[Dataset items]
• • •
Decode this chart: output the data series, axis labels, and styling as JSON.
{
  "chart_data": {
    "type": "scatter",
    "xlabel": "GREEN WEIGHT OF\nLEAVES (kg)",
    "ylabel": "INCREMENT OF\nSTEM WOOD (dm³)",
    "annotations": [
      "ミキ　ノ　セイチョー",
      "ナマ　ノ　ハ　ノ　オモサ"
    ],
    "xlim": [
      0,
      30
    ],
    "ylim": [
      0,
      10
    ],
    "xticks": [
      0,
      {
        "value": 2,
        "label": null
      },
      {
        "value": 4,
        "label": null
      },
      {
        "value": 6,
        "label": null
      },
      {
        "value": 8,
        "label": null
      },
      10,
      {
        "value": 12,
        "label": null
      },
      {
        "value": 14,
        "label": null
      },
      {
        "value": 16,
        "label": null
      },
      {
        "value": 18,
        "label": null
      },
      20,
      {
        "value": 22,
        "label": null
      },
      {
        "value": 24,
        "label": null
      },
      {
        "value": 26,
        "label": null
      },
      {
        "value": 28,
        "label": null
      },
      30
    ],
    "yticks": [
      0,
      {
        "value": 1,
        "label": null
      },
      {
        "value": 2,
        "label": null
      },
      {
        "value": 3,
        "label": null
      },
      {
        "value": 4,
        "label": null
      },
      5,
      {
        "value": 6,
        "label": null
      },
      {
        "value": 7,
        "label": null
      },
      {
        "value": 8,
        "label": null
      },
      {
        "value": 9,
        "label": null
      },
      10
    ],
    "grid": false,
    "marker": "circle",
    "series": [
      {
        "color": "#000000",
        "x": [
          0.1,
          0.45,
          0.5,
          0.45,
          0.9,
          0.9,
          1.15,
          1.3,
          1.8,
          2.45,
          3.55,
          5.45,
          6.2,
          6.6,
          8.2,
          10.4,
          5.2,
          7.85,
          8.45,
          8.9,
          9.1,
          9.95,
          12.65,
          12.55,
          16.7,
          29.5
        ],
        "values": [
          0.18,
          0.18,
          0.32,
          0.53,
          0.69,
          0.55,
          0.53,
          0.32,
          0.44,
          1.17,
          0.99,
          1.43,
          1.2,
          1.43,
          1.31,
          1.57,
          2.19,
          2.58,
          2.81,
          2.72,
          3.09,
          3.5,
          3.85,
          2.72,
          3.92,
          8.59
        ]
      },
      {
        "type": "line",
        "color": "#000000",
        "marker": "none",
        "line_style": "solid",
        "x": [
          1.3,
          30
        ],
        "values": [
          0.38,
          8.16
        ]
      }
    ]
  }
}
• • •
(TASK GOAL)
Transcribe each record exactly. Leave nothing out.

(TASK RESPONSE)
Decode this chart: output the data series, axis labels, and styling as JSON.
{
  "chart_data": {
    "type": "scatter",
    "xlabel": "GREEN WEIGHT OF\nLEAVES (kg)",
    "ylabel": "INCREMENT OF\nSTEM WOOD (dm³)",
    "annotations": [
      "ミキ　ノ　セイチョー",
      "ナマ　ノ　ハ　ノ　オモサ"
    ],
    "xlim": [
      0,
      30
    ],
    "ylim": [
      0,
      10
    ],
    "xticks": [
      0,
      {
        "value": 2,
        "label": null
      },
      {
        "value": 4,
        "label": null
      },
      {
        "value": 6,
        "label": null
      },
      {
        "value": 8,
        "label": null
      },
      10,
      {
        "value": 12,
        "label": null
      },
      {
        "value": 14,
        "label": null
      },
      {
        "value": 16,
        "label": null
      },
      {
        "value": 18,
        "label": null
      },
      20,
      {
        "value": 22,
        "label": null
      },
      {
        "value": 24,
        "label": null
      },
      {
        "value": 26,
        "label": null
      },
      {
        "value": 28,
        "label": null
      },
      30
    ],
    "yticks": [
      0,
      {
        "value": 1,
        "label": null
      },
      {
        "value": 2,
        "label": null
      },
      {
        "value": 3,
        "label": null
      },
      {
        "value": 4,
        "label": null
      },
      5,
      {
        "value": 6,
        "label": null
      },
      {
        "value": 7,
        "label": null
      },
      {
        "value": 8,
        "label": null
      },
      {
        "value": 9,
        "label": null
      },
      10
    ],
    "grid": false,
    "marker": "circle",
    "series": [
      {
        "color": "#000000",
        "x": [
          0.1,
          0.45,
          0.5,
          0.45,
          0.9,
          0.9,
          1.15,
          1.3,
          1.8,
          2.45,
          3.55,
          5.45,
          6.2,
          6.6,
          8.2,
          10.4,
          5.2,
          7.85,
          8.45,
          8.9,
          9.1,
          9.95,
          12.65,
          12.55,
          16.7,
          29.5
        ],
        "values": [
          0.18,
          0.18,
          0.32,
          0.53,
          0.69,
          0.55,
          0.53,
          0.32,
          0.44,
          1.17,
          0.99,
          1.43,
          1.2,
          1.43,
          1.31,
          1.57,
          2.19,
          2.58,
          2.81,
          2.72,
          3.09,
          3.5,
          3.85,
          2.72,
          3.92,
          8.59
        ]
      },
      {
        "type": "line",
        "color": "#000000",
        "marker": "none",
        "line_style": "solid",
        "x": [
          1.3,
          30
        ],
        "values": [
          0.38,
          8.16
        ]
      }
    ]
  }
}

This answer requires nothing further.